- [Exercise objective] Pick out each line below containing "will".

- [Recorded data]

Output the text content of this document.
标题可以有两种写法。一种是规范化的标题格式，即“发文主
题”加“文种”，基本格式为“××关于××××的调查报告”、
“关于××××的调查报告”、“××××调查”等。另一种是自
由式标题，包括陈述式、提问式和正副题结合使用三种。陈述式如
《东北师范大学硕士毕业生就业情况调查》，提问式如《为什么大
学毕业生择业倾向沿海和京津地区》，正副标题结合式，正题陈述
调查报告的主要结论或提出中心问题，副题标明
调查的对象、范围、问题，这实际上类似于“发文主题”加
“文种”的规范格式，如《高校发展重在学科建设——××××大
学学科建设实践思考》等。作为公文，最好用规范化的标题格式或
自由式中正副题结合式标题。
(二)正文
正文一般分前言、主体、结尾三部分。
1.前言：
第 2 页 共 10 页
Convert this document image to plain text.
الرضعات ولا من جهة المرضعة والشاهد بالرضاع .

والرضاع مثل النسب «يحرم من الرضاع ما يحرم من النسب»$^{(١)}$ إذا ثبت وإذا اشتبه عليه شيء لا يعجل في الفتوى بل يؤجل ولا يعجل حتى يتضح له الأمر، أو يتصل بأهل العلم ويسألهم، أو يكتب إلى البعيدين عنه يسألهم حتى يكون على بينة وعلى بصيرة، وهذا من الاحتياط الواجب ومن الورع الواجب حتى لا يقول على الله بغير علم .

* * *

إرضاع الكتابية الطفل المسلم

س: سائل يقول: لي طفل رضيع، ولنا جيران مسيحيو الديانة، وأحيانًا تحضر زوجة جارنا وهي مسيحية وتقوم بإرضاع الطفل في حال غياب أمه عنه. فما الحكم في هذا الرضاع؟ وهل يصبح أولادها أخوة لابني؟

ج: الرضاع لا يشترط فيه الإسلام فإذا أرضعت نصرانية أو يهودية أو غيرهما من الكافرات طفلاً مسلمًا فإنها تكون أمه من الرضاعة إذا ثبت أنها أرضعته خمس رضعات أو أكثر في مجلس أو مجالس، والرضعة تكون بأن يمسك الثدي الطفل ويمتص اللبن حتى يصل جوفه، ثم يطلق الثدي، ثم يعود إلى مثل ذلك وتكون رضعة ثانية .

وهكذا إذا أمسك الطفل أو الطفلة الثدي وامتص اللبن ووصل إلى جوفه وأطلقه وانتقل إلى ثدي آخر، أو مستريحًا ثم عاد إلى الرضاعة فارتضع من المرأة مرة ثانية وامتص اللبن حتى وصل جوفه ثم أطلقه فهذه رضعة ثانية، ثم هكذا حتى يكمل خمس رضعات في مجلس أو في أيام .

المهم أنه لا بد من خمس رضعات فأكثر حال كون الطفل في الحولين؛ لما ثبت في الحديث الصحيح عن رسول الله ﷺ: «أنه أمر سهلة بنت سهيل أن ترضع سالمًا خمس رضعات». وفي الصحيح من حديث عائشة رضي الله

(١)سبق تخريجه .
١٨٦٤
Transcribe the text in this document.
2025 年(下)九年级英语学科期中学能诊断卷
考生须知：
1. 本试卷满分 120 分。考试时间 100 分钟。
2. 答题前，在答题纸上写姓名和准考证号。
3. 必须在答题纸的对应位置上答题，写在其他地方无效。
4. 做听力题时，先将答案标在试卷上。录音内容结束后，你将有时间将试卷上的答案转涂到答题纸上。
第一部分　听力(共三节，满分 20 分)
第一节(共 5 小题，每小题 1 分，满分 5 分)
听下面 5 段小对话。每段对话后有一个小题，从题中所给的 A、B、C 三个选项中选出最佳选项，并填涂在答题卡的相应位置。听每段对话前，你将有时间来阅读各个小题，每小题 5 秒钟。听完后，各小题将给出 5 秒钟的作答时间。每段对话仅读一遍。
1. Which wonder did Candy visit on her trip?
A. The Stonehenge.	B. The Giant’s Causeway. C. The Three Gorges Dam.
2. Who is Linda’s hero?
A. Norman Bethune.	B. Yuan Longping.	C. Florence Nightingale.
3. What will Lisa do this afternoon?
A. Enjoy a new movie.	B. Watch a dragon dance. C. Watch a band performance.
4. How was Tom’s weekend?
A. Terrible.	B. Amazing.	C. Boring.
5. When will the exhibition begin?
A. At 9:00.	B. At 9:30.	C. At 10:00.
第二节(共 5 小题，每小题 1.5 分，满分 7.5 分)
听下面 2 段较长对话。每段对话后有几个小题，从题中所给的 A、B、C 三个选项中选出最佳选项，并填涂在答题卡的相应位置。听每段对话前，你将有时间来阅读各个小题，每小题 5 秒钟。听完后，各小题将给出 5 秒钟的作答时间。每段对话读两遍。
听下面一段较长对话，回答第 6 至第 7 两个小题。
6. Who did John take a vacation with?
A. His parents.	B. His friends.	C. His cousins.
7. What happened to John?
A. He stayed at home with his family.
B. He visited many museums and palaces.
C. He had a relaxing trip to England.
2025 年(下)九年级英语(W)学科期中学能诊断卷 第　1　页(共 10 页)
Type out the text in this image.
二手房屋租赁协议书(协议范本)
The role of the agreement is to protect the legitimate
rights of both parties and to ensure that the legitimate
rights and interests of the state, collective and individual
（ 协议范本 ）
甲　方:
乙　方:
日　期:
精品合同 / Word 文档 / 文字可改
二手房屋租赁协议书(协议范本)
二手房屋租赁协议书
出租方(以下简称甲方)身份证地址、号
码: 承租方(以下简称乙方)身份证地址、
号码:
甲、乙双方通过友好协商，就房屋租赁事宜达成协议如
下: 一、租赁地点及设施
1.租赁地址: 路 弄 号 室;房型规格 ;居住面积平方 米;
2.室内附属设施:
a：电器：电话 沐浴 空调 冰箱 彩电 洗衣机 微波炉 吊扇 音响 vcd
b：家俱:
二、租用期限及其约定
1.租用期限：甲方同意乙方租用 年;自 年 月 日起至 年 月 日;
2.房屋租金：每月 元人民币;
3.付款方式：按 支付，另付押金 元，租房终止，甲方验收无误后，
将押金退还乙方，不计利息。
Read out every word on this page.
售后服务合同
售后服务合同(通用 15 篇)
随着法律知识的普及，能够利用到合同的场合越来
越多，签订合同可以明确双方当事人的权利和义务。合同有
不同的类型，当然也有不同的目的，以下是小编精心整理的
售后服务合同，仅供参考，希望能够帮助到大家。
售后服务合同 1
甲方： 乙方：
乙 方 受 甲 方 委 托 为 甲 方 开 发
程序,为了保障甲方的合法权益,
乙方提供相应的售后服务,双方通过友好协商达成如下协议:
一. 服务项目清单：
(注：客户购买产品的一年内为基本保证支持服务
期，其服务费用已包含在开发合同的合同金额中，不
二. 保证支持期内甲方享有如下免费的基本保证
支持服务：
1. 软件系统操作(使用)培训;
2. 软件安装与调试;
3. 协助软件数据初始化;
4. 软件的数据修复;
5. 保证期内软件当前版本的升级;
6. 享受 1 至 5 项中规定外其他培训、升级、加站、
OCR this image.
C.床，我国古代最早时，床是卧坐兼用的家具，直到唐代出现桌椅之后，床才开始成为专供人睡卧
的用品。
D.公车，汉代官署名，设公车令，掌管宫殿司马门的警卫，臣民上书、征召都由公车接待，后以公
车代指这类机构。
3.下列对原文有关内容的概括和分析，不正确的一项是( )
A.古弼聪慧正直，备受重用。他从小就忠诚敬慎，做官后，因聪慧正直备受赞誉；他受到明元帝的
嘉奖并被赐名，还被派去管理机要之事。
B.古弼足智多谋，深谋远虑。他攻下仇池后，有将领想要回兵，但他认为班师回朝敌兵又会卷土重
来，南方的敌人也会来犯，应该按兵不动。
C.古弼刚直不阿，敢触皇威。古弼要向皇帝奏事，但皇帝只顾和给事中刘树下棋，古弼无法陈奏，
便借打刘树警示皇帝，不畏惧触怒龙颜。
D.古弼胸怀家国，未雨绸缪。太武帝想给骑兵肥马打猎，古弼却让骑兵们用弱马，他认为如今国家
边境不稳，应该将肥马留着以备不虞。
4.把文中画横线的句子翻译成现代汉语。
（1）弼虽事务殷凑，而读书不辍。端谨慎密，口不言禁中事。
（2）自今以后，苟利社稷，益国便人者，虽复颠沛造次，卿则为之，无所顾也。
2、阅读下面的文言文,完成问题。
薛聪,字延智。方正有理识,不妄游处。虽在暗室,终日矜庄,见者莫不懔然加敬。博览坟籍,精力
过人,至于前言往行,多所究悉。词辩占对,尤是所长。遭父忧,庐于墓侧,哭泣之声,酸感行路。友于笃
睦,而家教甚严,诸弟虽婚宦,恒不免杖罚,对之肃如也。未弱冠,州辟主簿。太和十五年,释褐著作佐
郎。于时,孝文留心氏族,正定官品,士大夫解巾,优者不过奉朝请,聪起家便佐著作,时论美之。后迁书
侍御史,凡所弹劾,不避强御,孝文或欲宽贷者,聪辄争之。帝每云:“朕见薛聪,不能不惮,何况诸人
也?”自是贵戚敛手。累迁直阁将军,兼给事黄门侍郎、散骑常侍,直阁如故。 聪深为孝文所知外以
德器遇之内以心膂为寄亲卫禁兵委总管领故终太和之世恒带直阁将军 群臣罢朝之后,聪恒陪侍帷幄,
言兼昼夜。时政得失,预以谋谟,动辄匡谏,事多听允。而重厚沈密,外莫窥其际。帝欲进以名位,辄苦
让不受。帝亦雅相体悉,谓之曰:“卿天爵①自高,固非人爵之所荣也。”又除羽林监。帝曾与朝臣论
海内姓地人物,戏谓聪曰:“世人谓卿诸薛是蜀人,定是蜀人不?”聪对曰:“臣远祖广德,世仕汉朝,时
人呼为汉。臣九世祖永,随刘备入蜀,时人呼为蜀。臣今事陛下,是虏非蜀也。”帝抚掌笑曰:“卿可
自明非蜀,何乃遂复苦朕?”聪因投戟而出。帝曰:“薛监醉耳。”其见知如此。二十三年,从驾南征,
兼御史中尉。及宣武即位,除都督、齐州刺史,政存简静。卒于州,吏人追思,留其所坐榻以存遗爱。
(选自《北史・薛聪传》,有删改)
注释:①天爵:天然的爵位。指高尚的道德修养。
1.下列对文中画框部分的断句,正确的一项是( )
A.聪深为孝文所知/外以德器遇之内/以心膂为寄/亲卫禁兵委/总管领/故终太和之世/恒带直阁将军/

- [Reply]
3. What will Lisa do this afternoon?
5. When will the exhibition begin?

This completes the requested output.